Objective
Check each line of the material. Copy those containing "values".
-- START Data for this exercise --
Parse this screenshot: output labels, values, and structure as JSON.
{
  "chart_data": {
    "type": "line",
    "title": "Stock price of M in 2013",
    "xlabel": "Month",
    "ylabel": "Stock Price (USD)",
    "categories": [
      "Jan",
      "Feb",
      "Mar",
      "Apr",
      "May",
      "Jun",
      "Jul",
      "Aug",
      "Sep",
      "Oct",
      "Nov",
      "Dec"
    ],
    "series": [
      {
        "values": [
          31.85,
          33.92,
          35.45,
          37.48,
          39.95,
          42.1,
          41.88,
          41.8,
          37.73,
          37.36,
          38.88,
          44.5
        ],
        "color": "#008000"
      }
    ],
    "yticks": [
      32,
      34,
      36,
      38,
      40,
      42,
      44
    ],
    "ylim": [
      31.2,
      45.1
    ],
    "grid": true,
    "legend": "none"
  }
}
-- END Data for this exercise --
Result of this exercise
Parse this screenshot: output labels, values, and structure as JSON.
        "values": [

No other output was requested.